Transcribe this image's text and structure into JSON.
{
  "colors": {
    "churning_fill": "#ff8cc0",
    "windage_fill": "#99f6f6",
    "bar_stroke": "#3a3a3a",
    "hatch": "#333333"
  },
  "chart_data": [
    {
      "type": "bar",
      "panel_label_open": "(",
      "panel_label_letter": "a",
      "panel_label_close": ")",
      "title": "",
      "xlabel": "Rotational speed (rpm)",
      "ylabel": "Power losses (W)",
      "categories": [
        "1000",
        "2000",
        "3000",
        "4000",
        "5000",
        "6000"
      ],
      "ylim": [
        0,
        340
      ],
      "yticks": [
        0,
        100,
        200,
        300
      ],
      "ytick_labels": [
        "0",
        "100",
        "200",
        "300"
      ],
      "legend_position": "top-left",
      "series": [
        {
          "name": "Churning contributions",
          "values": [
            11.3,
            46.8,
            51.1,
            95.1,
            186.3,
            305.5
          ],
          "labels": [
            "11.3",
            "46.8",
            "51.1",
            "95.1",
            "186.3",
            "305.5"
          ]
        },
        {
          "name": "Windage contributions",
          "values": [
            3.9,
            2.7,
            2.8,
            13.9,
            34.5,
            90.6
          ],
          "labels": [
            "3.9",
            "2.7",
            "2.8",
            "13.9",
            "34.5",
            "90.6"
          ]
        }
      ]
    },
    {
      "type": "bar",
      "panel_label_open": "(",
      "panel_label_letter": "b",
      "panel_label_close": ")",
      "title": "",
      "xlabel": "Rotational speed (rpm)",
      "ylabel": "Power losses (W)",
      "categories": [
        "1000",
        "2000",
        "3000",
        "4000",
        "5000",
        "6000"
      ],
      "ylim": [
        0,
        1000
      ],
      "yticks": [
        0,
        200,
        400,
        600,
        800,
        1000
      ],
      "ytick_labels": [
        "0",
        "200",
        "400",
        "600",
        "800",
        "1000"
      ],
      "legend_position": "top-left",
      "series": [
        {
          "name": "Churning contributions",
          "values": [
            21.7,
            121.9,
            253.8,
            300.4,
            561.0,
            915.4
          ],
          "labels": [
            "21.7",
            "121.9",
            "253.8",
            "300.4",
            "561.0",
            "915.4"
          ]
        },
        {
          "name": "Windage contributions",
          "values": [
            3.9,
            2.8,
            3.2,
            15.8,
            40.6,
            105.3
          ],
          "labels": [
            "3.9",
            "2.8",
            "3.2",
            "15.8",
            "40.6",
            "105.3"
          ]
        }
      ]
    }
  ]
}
══════
[Requirement] Reproduce the material verbatim, line by line.

[Solution below]
Transcribe this image's text and structure into JSON.
{
  "colors": {
    "churning_fill": "#ff8cc0",
    "windage_fill": "#99f6f6",
    "bar_stroke": "#3a3a3a",
    "hatch": "#333333"
  },
  "chart_data": [
    {
      "type": "bar",
      "panel_label_open": "(",
      "panel_label_letter": "a",
      "panel_label_close": ")",
      "title": "",
      "xlabel": "Rotational speed (rpm)",
      "ylabel": "Power losses (W)",
      "categories": [
        "1000",
        "2000",
        "3000",
        "4000",
        "5000",
        "6000"
      ],
      "ylim": [
        0,
        340
      ],
      "yticks": [
        0,
        100,
        200,
        300
      ],
      "ytick_labels": [
        "0",
        "100",
        "200",
        "300"
      ],
      "legend_position": "top-left",
      "series": [
        {
          "name": "Churning contributions",
          "values": [
            11.3,
            46.8,
            51.1,
            95.1,
            186.3,
            305.5
          ],
          "labels": [
            "11.3",
            "46.8",
            "51.1",
            "95.1",
            "186.3",
            "305.5"
          ]
        },
        {
          "name": "Windage contributions",
          "values": [
            3.9,
            2.7,
            2.8,
            13.9,
            34.5,
            90.6
          ],
          "labels": [
            "3.9",
            "2.7",
            "2.8",
            "13.9",
            "34.5",
            "90.6"
          ]
        }
      ]
    },
    {
      "type": "bar",
      "panel_label_open": "(",
      "panel_label_letter": "b",
      "panel_label_close": ")",
      "title": "",
      "xlabel": "Rotational speed (rpm)",
      "ylabel": "Power losses (W)",
      "categories": [
        "1000",
        "2000",
        "3000",
        "4000",
        "5000",
        "6000"
      ],
      "ylim": [
        0,
        1000
      ],
      "yticks": [
        0,
        200,
        400,
        600,
        800,
        1000
      ],
      "ytick_labels": [
        "0",
        "200",
        "400",
        "600",
        "800",
        "1000"
      ],
      "legend_position": "top-left",
      "series": [
        {
          "name": "Churning contributions",
          "values": [
            21.7,
            121.9,
            253.8,
            300.4,
            561.0,
            915.4
          ],
          "labels": [
            "21.7",
            "121.9",
            "253.8",
            "300.4",
            "561.0",
            "915.4"
          ]
        },
        {
          "name": "Windage contributions",
          "values": [
            3.9,
            2.8,
            3.2,
            15.8,
            40.6,
            105.3
          ],
          "labels": [
            "3.9",
            "2.8",
            "3.2",
            "15.8",
            "40.6",
            "105.3"
          ]
        }
      ]
    }
  ]
}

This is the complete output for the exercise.